Exercise goal: Read the records below and copy each line that contains "simple".

Data extract:
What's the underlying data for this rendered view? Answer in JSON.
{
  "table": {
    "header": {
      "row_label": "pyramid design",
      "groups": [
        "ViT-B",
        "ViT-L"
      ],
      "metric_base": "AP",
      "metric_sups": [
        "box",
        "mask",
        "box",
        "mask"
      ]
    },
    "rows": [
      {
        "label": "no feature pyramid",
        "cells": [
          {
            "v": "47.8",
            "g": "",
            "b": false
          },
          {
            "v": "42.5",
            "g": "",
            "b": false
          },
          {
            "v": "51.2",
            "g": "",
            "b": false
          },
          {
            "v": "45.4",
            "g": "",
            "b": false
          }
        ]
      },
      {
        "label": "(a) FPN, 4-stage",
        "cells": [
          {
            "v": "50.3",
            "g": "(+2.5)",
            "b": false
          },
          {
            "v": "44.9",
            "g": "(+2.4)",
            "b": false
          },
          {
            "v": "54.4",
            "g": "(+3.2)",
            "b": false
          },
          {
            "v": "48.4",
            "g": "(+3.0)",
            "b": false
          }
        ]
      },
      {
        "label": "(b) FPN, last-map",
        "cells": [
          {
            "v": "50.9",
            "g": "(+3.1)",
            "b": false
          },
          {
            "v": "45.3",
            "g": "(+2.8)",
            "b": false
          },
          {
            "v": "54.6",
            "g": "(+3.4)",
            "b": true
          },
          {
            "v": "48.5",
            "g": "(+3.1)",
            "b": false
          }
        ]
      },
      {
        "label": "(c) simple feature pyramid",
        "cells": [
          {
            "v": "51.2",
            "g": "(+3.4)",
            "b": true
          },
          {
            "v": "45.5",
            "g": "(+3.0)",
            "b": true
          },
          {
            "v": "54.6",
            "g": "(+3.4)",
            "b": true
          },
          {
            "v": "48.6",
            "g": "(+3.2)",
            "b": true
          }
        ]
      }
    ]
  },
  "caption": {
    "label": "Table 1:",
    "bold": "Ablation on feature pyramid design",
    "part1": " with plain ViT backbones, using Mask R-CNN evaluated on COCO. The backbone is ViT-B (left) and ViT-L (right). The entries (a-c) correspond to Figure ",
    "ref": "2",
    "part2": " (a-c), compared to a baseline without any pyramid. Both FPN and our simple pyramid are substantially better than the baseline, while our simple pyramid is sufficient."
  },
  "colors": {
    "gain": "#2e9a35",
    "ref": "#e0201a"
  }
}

Reply:
        "label": "(c) simple feature pyramid",
    "part2": " (a-c), compared to a baseline without any pyramid. Both FPN and our simple pyramid are substantially better than the baseline, while our simple pyramid is sufficient."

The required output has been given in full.